== PROBLEM DESCRIPTION ==
Write out each line of the listing as it stands, without the images.

== PROVIDED ENTRIES ==
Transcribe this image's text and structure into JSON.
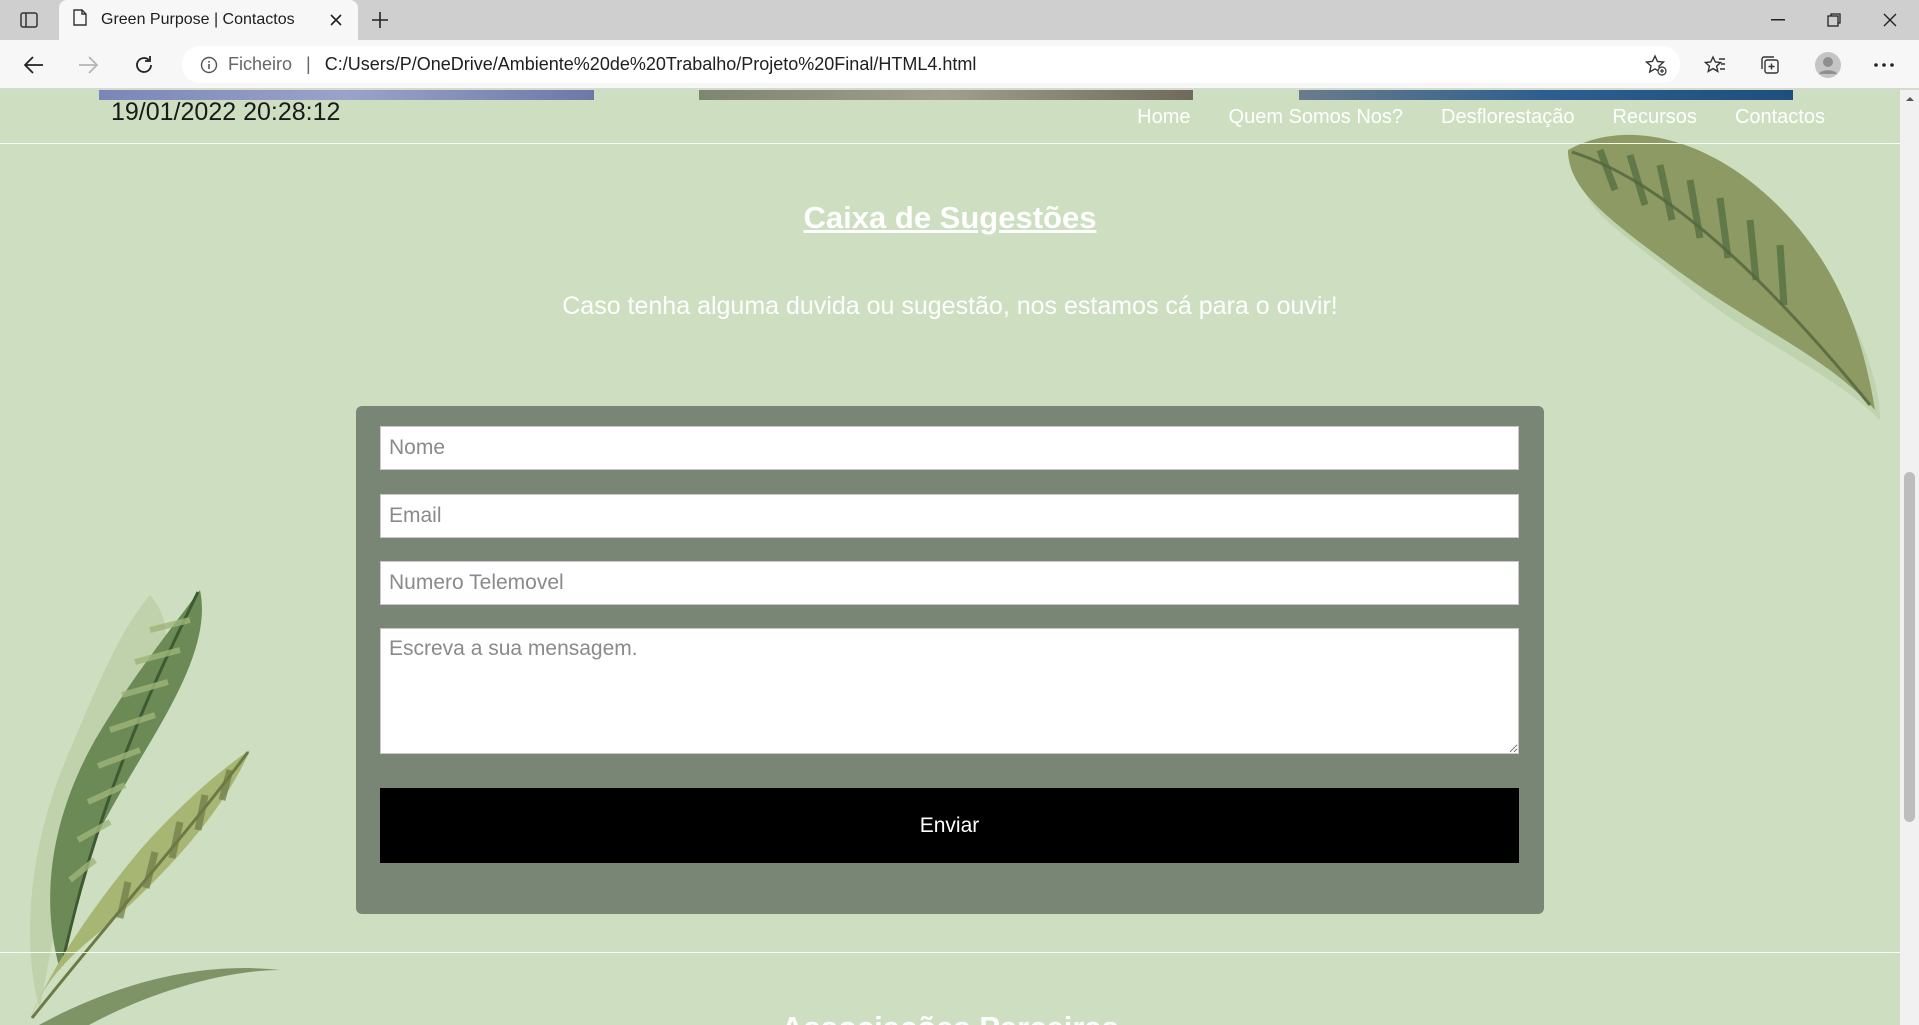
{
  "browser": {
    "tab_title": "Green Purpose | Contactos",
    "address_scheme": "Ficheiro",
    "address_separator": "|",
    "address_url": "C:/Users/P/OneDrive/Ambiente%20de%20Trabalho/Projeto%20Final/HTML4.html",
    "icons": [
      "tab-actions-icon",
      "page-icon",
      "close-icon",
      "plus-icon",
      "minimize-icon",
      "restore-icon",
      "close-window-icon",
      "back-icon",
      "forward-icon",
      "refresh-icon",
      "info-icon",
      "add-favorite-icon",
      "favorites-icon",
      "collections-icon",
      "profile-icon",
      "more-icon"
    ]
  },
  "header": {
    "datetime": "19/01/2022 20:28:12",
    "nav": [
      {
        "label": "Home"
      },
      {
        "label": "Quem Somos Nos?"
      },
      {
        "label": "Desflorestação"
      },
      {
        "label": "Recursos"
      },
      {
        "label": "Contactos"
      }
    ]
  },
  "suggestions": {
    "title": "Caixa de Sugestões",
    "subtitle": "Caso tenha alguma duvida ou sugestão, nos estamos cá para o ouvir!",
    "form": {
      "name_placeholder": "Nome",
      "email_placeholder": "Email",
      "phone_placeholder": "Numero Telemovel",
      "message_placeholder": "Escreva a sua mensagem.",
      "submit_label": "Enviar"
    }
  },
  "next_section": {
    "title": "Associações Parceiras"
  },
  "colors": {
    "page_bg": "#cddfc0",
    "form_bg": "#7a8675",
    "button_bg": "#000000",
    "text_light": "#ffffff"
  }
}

== COMPLETE OUTPUT ==
Transcribe this image's text and structure into JSON.
{
  "browser": {
    "tab_title": "Green Purpose | Contactos",
    "address_scheme": "Ficheiro",
    "address_separator": "|",
    "address_url": "C:/Users/P/OneDrive/Ambiente%20de%20Trabalho/Projeto%20Final/HTML4.html",
    "icons": [
      "tab-actions-icon",
      "page-icon",
      "close-icon",
      "plus-icon",
      "minimize-icon",
      "restore-icon",
      "close-window-icon",
      "back-icon",
      "forward-icon",
      "refresh-icon",
      "info-icon",
      "add-favorite-icon",
      "favorites-icon",
      "collections-icon",
      "profile-icon",
      "more-icon"
    ]
  },
  "header": {
    "datetime": "19/01/2022 20:28:12",
    "nav": [
      {
        "label": "Home"
      },
      {
        "label": "Quem Somos Nos?"
      },
      {
        "label": "Desflorestação"
      },
      {
        "label": "Recursos"
      },
      {
        "label": "Contactos"
      }
    ]
  },
  "suggestions": {
    "title": "Caixa de Sugestões",
    "subtitle": "Caso tenha alguma duvida ou sugestão, nos estamos cá para o ouvir!",
    "form": {
      "name_placeholder": "Nome",
      "email_placeholder": "Email",
      "phone_placeholder": "Numero Telemovel",
      "message_placeholder": "Escreva a sua mensagem.",
      "submit_label": "Enviar"
    }
  },
  "next_section": {
    "title": "Associações Parceiras"
  },
  "colors": {
    "page_bg": "#cddfc0",
    "form_bg": "#7a8675",
    "button_bg": "#000000",
    "text_light": "#ffffff"
  }
}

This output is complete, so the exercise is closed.